**TASK PROMPT**
Keep only the lines where "NOAA" appears.

**RECORD EXTRACTS**
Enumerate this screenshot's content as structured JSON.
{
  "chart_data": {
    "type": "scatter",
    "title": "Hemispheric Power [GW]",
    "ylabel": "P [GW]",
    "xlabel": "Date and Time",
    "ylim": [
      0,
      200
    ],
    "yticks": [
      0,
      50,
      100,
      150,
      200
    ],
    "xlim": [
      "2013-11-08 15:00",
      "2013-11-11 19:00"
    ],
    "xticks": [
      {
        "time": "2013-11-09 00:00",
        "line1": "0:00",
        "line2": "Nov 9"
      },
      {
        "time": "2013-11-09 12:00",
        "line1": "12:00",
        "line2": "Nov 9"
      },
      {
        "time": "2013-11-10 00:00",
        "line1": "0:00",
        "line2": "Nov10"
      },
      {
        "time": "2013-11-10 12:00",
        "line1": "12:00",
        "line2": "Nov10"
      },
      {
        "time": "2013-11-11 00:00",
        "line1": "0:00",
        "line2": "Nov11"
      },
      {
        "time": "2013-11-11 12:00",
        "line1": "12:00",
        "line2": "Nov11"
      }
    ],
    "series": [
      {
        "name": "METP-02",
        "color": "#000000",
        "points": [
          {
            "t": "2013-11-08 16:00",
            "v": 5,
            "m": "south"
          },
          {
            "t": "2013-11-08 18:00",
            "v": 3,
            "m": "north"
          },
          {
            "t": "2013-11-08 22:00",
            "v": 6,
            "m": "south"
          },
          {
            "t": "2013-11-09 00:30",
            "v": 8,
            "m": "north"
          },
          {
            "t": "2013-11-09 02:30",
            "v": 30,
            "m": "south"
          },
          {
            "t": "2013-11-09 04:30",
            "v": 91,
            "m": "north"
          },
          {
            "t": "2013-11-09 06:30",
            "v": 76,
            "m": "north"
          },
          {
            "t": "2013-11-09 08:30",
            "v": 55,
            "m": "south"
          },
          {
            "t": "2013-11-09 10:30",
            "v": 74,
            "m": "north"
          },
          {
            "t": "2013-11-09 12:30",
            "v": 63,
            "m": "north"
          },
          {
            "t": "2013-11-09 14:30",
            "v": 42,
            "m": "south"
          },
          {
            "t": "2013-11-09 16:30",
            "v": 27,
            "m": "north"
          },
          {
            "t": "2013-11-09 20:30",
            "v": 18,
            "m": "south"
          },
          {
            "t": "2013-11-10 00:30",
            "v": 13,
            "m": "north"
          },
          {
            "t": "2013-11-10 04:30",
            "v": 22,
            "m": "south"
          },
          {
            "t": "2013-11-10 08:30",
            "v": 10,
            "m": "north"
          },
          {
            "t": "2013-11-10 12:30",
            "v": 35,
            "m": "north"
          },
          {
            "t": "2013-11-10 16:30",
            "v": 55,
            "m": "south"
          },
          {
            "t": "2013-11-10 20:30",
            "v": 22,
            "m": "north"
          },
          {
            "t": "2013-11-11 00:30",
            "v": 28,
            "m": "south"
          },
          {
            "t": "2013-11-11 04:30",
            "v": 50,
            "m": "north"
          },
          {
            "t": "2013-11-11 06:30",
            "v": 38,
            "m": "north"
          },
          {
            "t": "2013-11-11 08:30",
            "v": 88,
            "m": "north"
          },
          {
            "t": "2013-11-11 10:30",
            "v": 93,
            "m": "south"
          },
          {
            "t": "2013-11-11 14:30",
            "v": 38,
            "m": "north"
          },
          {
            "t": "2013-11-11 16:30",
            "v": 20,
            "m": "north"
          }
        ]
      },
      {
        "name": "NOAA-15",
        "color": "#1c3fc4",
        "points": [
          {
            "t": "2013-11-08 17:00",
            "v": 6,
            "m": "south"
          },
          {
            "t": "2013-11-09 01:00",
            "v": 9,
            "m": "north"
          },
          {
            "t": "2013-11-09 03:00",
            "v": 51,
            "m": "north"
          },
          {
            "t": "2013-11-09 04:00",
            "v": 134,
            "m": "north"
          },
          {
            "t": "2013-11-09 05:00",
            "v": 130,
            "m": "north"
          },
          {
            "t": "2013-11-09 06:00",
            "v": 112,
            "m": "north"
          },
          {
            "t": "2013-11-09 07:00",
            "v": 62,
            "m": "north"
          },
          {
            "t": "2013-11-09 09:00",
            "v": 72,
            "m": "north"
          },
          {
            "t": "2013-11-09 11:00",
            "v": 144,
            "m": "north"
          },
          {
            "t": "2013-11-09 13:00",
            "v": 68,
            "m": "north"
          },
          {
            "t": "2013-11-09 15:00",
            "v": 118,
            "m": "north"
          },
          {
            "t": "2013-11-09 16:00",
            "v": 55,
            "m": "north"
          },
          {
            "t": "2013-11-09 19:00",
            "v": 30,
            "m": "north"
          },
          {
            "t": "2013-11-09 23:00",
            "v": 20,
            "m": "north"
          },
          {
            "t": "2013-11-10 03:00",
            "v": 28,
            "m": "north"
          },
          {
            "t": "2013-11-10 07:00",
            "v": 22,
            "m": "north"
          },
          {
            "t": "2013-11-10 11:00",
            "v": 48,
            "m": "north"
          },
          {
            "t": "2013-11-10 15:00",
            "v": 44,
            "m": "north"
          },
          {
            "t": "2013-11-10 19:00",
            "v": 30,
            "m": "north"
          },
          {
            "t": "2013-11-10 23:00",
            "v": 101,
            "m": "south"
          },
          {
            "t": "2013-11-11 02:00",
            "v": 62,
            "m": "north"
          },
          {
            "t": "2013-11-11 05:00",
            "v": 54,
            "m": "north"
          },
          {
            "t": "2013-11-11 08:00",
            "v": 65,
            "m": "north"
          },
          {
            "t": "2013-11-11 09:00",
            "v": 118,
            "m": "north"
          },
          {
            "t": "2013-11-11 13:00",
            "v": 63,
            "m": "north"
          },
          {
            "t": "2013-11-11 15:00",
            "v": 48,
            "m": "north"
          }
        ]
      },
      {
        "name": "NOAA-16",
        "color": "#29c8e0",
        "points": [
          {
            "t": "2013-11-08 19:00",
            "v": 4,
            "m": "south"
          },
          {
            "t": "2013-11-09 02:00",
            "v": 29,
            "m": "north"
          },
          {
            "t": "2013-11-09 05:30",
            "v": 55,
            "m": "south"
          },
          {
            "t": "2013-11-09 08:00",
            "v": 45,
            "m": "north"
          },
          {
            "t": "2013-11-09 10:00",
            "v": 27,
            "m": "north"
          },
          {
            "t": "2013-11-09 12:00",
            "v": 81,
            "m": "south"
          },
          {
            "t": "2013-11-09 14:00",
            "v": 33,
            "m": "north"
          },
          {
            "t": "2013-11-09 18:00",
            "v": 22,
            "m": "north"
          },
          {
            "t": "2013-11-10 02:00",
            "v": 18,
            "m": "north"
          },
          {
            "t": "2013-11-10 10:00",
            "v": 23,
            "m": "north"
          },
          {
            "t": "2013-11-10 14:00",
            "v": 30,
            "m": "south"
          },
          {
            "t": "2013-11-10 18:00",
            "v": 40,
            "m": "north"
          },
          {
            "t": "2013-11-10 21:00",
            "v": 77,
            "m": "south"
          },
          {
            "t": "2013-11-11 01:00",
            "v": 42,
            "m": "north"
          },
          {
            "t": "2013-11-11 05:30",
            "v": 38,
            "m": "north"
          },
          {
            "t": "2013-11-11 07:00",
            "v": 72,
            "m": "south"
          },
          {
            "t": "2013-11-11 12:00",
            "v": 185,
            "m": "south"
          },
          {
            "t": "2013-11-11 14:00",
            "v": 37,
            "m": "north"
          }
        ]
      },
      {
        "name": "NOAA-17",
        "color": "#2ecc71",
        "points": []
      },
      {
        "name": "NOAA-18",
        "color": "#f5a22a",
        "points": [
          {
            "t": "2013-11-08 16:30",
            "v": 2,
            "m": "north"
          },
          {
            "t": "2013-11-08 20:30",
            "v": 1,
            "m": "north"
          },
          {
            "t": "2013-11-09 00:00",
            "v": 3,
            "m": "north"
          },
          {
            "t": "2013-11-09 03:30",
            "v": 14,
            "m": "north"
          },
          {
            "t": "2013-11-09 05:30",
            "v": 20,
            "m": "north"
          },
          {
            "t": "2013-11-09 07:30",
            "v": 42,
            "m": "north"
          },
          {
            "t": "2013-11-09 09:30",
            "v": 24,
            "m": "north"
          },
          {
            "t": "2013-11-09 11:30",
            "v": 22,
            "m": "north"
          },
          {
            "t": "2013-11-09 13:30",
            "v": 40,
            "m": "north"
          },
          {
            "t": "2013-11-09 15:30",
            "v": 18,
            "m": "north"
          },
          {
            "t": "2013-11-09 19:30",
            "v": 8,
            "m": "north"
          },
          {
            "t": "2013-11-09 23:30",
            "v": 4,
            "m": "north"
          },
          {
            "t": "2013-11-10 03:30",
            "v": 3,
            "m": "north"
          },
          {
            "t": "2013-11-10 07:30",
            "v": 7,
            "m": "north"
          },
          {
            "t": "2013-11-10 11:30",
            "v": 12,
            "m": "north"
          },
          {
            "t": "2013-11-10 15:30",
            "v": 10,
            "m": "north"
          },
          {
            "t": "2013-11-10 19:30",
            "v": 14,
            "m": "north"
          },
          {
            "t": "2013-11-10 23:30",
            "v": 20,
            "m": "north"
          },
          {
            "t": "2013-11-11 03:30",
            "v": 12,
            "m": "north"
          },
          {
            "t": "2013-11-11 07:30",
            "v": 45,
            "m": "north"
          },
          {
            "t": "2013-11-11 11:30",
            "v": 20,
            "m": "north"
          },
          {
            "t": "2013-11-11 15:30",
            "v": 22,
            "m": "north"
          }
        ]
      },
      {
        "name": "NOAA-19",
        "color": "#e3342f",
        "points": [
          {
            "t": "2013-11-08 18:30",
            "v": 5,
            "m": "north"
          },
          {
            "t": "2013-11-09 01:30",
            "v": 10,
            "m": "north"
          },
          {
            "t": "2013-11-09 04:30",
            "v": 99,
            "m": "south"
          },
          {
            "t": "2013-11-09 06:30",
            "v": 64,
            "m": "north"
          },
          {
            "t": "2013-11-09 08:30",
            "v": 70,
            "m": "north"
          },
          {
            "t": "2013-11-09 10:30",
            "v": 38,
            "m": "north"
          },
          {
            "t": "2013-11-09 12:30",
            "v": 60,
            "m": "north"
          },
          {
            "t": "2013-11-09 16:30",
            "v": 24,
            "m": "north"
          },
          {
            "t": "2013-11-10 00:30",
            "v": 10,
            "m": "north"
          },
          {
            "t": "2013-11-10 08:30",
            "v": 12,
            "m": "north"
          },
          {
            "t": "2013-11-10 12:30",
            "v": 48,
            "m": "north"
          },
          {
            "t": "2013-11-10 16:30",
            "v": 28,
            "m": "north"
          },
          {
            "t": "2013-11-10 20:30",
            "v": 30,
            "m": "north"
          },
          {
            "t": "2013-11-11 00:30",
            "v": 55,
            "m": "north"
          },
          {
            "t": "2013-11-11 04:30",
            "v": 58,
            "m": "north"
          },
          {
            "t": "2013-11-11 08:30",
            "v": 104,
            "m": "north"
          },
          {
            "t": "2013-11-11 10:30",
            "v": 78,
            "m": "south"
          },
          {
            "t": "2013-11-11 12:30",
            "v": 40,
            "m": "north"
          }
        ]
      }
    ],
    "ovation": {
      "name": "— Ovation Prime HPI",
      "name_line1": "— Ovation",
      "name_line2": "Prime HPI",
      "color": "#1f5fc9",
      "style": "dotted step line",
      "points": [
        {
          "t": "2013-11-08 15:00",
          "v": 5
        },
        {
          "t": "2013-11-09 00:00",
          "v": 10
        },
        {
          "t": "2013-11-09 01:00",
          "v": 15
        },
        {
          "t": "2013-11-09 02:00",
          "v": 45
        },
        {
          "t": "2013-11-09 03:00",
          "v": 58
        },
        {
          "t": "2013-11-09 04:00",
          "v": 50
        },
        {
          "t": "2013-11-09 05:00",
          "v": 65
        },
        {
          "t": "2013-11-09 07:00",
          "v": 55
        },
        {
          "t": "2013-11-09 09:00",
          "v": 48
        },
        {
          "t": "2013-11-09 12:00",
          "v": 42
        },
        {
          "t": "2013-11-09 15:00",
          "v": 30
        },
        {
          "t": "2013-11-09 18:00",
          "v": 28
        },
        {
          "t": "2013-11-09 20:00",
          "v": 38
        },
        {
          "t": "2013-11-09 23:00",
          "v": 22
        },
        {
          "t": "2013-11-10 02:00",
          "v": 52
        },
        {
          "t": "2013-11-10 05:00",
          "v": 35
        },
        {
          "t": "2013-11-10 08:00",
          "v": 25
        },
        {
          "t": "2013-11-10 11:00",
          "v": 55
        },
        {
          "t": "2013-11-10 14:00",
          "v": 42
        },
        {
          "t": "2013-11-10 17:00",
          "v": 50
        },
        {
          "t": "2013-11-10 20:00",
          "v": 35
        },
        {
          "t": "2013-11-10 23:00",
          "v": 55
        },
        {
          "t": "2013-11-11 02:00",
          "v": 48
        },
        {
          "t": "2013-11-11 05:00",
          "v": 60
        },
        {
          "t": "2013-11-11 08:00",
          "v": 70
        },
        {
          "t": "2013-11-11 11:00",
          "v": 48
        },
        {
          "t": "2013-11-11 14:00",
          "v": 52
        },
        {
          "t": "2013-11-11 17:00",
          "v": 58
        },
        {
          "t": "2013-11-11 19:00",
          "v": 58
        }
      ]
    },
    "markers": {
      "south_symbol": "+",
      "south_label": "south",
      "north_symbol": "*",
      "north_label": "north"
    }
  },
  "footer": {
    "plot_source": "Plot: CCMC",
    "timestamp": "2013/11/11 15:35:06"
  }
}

**EXPECTED OUTPUT**
        "name": "NOAA-15",
        "name": "NOAA-16",
        "name": "NOAA-17",
        "name": "NOAA-18",
        "name": "NOAA-19",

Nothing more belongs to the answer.